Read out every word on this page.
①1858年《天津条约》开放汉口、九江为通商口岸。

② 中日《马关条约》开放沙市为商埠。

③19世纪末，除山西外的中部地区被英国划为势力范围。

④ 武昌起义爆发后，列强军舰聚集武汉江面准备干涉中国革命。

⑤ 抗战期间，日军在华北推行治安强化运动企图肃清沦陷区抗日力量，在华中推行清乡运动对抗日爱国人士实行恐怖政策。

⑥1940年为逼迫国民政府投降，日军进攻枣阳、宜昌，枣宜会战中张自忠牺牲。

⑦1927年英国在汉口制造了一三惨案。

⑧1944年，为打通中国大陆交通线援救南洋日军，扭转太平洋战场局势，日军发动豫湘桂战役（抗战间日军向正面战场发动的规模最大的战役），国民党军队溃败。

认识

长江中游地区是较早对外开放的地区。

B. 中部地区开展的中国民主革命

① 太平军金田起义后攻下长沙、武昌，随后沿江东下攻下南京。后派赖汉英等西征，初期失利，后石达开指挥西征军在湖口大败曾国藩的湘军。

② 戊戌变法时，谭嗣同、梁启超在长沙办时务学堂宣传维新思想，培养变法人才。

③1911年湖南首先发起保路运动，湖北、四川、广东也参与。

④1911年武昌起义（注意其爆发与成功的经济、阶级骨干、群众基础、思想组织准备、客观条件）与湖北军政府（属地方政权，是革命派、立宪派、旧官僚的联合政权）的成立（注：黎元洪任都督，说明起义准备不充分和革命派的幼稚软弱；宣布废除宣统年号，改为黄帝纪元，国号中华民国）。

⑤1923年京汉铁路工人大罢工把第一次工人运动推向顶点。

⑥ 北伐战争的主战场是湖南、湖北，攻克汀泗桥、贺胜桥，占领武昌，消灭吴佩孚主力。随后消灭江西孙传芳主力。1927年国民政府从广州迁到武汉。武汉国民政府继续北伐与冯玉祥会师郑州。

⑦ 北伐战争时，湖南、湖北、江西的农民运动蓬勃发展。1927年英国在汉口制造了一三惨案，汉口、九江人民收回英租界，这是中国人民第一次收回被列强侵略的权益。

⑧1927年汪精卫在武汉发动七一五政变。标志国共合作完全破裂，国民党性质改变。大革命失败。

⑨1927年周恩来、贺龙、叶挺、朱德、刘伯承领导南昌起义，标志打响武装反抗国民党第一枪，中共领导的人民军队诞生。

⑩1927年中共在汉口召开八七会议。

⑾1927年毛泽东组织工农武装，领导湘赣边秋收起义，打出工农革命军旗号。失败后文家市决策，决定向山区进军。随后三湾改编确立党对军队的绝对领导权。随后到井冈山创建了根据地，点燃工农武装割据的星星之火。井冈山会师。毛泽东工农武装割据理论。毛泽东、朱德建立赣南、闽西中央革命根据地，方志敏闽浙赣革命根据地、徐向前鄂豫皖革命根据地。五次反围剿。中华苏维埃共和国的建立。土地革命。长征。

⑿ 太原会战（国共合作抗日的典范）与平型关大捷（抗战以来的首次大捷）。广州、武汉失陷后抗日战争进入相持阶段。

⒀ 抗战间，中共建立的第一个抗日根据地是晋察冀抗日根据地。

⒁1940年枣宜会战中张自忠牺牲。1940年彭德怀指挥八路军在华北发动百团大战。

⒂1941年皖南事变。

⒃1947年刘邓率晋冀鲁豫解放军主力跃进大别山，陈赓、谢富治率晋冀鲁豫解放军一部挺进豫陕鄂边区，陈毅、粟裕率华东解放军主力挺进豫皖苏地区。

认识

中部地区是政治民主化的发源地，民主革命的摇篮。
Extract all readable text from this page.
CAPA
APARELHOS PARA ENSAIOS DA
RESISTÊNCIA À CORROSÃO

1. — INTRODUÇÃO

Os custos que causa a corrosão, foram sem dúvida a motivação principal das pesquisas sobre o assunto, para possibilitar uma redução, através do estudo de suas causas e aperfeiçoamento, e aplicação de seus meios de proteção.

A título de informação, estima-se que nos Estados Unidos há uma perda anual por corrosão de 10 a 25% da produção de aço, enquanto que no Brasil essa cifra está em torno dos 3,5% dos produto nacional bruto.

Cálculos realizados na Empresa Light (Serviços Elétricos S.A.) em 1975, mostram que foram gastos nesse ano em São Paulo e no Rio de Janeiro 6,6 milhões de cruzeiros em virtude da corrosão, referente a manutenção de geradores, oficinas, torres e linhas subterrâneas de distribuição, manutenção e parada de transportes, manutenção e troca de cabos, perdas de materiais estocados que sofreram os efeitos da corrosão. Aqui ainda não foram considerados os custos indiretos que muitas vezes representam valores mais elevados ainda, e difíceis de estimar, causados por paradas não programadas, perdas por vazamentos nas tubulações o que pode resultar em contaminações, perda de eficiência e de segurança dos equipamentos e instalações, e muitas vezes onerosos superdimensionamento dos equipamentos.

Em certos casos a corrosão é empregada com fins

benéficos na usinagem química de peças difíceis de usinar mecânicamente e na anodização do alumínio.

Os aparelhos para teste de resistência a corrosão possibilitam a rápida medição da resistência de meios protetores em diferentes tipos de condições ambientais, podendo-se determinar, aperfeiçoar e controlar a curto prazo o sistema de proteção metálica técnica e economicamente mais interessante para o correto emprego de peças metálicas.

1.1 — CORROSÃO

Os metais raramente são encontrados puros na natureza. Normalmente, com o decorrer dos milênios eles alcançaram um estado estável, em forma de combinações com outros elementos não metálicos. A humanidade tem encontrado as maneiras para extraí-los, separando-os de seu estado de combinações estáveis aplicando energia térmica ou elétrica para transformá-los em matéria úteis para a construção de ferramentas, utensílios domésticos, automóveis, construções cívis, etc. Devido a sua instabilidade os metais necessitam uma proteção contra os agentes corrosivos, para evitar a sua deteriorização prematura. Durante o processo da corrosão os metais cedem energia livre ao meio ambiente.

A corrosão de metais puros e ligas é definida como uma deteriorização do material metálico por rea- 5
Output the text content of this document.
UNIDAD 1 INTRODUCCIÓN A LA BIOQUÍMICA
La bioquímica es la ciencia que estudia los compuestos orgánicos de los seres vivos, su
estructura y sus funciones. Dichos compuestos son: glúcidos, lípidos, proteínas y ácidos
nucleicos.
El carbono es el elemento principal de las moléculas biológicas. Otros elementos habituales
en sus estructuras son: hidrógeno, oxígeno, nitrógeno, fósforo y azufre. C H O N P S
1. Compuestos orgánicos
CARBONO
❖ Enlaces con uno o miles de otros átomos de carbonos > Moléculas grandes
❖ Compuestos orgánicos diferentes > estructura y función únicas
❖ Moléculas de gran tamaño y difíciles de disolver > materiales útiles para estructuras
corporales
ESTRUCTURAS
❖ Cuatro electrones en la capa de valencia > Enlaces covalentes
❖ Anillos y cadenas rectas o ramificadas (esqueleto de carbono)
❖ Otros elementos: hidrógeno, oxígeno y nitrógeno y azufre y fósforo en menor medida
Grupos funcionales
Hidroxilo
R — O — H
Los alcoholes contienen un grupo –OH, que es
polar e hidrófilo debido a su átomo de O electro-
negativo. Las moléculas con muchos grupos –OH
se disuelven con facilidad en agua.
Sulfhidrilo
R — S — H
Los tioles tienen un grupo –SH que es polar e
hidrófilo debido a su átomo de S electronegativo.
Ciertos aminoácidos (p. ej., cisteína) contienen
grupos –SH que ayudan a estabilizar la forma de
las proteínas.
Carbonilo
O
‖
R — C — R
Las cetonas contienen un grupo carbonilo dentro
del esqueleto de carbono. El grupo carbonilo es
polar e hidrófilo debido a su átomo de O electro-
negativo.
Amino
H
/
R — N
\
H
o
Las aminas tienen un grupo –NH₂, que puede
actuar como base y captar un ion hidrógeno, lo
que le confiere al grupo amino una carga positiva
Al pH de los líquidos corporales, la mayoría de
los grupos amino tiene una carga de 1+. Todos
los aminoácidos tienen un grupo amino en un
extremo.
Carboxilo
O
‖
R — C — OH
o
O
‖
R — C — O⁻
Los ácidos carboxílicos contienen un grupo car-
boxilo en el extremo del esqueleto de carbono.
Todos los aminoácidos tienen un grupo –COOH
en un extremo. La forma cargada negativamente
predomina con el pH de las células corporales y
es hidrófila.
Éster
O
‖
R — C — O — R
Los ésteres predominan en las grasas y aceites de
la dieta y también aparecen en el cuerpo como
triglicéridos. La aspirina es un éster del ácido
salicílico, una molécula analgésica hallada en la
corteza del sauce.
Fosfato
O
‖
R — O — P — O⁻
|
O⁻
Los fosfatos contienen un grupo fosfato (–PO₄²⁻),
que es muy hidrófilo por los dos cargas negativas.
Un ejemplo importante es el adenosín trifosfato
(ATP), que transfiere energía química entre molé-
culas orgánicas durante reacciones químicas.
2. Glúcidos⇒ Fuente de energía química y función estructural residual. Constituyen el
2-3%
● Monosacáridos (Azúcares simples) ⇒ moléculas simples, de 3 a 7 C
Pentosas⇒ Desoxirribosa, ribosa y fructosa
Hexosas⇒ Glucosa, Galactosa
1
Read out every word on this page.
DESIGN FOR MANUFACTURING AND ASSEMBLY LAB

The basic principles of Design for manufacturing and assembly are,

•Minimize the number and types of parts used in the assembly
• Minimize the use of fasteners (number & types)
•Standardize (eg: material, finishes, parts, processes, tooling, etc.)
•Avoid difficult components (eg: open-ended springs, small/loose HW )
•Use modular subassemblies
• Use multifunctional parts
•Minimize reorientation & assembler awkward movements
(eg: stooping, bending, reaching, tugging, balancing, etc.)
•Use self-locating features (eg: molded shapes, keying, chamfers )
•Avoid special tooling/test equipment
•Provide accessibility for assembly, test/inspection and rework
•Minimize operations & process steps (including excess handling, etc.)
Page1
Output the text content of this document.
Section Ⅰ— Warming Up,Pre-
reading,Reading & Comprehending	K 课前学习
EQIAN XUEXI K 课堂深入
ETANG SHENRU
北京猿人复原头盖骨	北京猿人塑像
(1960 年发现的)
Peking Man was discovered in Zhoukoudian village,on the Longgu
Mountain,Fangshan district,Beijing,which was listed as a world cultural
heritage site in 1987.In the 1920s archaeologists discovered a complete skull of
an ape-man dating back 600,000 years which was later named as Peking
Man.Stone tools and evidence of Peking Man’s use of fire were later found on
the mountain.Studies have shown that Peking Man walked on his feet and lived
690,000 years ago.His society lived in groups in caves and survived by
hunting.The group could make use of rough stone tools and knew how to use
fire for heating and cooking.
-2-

### Exercise aim
For this exercise, gather every line of the data that contains the word "parts".

### Full answer
•Minimize the number and types of parts used in the assembly
•Standardize (eg: material, finishes, parts, processes, tooling, etc.)
• Use multifunctional parts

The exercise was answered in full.